(Figure contents as structured data)

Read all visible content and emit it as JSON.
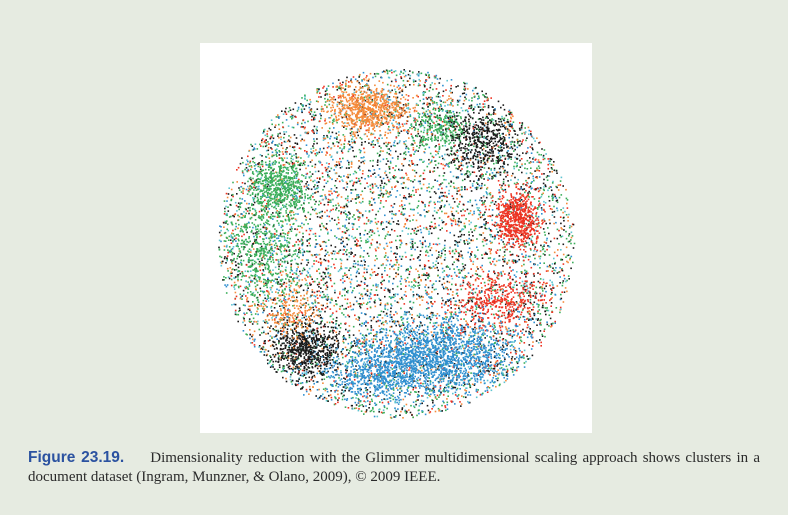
{
  "figure": {
    "label": "Figure 23.19.",
    "caption": "Dimensionality reduction with the Glimmer multidimensional scaling approach shows clusters in a document dataset (Ingram, Munzner, & Olano, 2009), © 2009 IEEE."
  },
  "colors": {
    "page_background": "#e6ebe1",
    "panel_background": "#ffffff",
    "label": "#2b52a0",
    "green": "#3aae5a",
    "orange": "#f48a3a",
    "red": "#ee3322",
    "blue": "#2f8fd0",
    "black": "#1a1a1a",
    "cyan": "#5ec4d0"
  }
}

### OBJECTIVE
Omit every picture, and otherwise quote the entries exactly.

### SOLUTION TO THE EXERCISE
Read all visible content and emit it as JSON.
{
  "figure": {
    "label": "Figure 23.19.",
    "caption": "Dimensionality reduction with the Glimmer multidimensional scaling approach shows clusters in a document dataset (Ingram, Munzner, & Olano, 2009), © 2009 IEEE."
  },
  "colors": {
    "page_background": "#e6ebe1",
    "panel_background": "#ffffff",
    "label": "#2b52a0",
    "green": "#3aae5a",
    "orange": "#f48a3a",
    "red": "#ee3322",
    "blue": "#2f8fd0",
    "black": "#1a1a1a",
    "cyan": "#5ec4d0"
  }
}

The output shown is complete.